* [Exercise aim]
Only a number is wanted here: the number of lines of the data that include "неоправданного".
--- START OF Data for processing ---
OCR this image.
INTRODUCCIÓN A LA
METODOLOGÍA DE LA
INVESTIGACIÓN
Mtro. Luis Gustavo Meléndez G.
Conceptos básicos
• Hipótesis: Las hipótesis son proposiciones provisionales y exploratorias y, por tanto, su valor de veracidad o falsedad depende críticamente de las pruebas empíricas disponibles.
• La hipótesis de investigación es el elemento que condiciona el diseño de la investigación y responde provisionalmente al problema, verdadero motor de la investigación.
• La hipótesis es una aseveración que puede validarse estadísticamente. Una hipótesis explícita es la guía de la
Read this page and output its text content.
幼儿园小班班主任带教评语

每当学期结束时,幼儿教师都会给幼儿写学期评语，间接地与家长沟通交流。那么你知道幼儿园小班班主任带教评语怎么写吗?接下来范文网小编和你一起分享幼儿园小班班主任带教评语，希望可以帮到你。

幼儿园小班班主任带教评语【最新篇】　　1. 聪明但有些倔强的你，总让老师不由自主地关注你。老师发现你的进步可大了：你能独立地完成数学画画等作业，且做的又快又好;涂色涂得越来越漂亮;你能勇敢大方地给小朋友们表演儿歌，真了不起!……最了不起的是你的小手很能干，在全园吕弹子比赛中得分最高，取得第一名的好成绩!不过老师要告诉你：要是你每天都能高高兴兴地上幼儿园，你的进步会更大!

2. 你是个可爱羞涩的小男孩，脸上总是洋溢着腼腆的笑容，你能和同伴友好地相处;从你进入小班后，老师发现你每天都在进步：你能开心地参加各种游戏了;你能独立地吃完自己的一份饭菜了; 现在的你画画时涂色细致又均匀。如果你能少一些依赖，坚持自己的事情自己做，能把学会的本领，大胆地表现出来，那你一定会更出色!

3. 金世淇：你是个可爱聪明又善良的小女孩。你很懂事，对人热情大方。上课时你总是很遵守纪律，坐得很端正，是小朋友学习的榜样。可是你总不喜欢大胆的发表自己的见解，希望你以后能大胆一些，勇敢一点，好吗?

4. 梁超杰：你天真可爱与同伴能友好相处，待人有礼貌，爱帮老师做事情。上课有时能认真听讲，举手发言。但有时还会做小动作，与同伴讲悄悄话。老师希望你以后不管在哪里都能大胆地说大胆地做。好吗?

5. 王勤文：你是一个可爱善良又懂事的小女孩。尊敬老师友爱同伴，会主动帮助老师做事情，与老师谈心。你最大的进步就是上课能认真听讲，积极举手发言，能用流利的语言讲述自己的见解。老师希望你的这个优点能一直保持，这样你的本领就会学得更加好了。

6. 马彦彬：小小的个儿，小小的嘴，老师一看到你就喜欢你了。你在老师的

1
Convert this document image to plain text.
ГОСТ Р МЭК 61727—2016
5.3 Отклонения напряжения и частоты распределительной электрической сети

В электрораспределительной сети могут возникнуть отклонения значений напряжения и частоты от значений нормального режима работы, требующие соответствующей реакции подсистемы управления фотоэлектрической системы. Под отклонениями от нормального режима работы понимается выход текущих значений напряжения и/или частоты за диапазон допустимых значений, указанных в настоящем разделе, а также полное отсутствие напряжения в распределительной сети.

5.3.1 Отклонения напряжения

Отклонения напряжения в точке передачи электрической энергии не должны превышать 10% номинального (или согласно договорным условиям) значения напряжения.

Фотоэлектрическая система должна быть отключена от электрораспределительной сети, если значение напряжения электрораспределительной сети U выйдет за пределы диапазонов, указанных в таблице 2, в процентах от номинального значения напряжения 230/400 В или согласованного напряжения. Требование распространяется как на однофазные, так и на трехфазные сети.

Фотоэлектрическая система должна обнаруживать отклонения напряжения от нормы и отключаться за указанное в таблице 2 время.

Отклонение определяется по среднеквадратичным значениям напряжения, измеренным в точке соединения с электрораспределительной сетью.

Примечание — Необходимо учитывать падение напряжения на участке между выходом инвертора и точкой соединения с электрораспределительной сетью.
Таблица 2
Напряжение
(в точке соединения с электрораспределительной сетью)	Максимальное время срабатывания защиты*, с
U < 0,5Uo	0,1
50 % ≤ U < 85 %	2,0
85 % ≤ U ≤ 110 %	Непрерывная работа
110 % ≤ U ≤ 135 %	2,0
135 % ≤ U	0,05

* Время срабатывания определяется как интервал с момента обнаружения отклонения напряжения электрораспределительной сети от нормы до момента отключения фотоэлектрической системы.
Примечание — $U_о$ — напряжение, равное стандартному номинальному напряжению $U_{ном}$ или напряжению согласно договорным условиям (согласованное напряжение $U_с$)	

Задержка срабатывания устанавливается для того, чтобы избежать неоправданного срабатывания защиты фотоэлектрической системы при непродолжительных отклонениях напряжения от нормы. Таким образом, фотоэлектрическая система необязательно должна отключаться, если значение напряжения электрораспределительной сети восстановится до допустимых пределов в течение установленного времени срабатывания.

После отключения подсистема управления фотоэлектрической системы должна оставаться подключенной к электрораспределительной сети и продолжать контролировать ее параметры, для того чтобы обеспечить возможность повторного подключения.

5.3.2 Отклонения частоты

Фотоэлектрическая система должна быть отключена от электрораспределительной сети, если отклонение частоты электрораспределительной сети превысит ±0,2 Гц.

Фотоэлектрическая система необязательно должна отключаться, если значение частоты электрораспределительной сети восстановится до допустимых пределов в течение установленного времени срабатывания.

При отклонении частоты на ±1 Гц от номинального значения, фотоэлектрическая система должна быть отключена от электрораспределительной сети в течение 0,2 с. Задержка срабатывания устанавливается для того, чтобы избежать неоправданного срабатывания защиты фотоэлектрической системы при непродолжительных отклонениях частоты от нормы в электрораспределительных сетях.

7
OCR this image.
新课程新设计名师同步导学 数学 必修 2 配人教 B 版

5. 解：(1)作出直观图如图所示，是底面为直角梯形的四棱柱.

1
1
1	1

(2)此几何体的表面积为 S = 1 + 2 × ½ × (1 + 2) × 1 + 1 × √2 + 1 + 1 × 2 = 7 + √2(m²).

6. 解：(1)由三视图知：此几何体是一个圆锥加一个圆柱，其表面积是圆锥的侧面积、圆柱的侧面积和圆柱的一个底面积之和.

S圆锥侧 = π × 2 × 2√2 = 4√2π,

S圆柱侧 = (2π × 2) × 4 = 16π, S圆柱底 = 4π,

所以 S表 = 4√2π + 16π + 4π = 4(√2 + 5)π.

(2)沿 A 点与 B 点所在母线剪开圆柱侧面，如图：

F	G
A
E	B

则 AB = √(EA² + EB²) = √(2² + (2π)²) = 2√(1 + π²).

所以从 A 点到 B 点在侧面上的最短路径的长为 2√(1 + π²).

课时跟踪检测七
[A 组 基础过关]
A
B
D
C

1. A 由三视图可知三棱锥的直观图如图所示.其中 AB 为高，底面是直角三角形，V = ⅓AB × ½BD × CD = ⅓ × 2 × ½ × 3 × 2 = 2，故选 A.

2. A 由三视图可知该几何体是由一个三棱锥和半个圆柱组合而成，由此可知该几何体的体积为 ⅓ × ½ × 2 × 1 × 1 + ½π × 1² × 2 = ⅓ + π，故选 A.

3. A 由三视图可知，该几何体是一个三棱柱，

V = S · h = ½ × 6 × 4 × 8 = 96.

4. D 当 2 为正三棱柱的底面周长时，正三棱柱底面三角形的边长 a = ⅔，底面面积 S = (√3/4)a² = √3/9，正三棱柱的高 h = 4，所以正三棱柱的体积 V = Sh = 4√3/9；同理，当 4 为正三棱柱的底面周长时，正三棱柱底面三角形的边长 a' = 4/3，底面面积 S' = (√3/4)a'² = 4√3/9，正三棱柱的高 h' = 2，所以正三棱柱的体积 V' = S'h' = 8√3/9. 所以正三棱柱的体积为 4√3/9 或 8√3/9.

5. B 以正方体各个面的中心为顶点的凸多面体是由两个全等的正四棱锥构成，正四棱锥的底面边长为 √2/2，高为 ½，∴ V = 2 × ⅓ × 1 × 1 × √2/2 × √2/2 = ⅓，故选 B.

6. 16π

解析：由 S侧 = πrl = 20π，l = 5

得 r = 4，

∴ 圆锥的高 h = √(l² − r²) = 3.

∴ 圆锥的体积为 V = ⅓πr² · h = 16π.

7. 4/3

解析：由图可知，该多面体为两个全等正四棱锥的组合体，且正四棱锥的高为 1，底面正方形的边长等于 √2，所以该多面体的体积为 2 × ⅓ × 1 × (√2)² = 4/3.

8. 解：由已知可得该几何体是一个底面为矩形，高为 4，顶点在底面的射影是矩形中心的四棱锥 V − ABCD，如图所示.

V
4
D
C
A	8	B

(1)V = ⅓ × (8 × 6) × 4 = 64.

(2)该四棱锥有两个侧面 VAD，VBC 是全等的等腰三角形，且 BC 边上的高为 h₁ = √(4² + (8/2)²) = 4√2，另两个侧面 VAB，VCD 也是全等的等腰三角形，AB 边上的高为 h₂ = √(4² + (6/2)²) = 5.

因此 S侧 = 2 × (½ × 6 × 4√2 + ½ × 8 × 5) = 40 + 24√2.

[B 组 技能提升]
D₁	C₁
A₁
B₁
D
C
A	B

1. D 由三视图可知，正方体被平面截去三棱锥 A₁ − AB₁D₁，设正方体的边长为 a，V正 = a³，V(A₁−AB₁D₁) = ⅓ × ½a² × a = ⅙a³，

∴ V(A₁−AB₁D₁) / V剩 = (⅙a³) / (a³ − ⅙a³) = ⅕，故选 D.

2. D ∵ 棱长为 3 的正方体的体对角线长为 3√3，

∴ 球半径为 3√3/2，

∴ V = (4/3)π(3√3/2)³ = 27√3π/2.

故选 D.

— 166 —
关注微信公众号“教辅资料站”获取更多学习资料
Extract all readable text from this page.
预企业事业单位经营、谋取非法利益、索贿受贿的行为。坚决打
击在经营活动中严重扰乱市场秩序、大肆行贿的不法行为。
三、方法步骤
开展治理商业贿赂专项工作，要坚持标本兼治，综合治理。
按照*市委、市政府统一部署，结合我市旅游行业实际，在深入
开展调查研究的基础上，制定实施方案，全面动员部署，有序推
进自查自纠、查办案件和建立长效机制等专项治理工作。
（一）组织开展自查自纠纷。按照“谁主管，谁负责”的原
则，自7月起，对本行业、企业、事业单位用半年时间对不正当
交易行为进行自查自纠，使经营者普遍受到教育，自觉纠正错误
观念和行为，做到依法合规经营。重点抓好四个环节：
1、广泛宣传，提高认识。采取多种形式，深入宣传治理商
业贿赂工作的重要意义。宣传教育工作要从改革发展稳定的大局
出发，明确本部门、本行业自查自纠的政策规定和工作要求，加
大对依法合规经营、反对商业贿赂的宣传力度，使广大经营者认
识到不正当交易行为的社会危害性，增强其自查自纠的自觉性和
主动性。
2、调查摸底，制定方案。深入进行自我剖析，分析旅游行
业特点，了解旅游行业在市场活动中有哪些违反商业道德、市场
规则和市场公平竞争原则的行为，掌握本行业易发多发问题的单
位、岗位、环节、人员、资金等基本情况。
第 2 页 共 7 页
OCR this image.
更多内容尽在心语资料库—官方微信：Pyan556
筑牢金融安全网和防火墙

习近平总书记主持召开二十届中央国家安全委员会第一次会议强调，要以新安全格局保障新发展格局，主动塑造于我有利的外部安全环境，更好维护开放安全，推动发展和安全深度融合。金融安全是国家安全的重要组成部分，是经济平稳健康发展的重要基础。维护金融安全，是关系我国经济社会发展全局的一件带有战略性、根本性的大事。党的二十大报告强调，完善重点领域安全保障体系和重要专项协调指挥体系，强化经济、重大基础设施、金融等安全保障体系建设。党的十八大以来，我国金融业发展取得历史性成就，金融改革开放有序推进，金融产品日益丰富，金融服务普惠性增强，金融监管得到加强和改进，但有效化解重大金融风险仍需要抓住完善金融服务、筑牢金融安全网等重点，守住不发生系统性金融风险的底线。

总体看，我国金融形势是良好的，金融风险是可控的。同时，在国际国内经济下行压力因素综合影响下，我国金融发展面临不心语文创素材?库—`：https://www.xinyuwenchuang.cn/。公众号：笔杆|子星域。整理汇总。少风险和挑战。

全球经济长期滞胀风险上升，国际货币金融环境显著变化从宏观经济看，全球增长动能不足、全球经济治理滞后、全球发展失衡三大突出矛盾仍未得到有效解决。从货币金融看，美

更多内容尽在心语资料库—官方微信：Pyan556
--- END OF Data for processing ---
* [Written answer]
2